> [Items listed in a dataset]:
==================================================
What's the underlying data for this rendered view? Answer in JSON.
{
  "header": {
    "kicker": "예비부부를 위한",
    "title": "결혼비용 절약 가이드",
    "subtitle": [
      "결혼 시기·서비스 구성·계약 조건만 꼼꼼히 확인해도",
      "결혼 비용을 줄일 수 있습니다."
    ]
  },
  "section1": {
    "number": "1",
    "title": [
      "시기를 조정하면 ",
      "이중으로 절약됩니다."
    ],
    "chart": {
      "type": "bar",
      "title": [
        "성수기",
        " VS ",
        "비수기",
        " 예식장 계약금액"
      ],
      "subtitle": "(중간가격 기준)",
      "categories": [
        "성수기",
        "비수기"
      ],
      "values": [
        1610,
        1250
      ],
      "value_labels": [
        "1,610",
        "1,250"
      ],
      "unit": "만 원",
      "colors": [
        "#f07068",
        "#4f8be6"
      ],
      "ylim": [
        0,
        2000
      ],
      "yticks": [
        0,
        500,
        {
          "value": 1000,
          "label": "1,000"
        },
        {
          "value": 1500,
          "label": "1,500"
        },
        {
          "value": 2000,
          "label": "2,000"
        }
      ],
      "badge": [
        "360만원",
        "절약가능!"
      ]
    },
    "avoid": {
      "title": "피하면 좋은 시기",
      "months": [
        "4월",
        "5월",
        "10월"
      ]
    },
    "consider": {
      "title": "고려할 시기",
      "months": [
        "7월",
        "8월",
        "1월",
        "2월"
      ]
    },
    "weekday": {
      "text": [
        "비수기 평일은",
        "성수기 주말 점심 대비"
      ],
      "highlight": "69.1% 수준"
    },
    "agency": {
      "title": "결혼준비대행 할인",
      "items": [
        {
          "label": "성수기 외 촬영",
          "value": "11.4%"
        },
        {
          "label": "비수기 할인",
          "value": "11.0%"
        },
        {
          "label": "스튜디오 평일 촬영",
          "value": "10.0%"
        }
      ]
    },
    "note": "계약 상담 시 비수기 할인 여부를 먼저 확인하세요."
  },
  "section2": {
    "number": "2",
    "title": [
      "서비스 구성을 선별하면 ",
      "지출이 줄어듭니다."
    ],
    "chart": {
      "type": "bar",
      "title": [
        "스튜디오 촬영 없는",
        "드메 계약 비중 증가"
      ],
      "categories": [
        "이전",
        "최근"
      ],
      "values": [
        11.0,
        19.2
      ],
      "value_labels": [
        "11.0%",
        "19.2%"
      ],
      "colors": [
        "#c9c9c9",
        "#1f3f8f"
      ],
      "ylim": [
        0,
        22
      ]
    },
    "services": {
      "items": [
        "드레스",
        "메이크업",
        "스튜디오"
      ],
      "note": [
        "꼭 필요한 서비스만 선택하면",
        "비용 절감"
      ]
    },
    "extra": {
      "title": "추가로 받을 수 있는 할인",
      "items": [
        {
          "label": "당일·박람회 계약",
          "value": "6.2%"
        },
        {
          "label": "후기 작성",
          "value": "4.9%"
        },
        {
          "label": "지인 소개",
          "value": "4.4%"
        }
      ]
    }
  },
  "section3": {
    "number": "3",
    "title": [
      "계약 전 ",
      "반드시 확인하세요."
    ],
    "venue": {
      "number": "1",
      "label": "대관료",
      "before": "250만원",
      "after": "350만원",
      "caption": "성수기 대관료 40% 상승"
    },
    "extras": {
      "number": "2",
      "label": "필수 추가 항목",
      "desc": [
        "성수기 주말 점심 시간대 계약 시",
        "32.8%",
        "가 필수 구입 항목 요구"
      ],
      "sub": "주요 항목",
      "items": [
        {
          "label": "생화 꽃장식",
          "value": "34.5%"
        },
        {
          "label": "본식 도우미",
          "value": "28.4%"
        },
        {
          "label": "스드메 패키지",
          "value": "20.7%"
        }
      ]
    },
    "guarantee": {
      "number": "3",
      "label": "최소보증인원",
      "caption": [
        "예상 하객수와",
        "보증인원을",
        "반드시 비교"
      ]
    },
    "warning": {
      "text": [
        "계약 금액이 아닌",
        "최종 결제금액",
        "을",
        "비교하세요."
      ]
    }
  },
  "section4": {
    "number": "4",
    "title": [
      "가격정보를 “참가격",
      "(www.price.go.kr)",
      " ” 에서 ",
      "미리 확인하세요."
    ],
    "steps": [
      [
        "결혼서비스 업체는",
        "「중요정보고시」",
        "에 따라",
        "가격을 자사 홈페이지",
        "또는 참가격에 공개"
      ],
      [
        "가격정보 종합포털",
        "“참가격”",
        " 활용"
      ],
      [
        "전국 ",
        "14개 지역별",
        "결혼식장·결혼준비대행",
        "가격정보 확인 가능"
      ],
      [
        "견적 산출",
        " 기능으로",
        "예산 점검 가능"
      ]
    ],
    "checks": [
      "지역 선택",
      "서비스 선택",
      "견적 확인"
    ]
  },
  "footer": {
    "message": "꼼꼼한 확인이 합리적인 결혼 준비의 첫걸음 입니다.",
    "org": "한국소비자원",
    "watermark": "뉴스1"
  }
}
==================================================
> [The request]: Search the entries for the word "number" and pick out every line that holds it.

> [Exercise response]:
    "number": "1",
    "number": "2",
    "number": "3",
      "number": "1",
      "number": "2",
      "number": "3",
    "number": "4",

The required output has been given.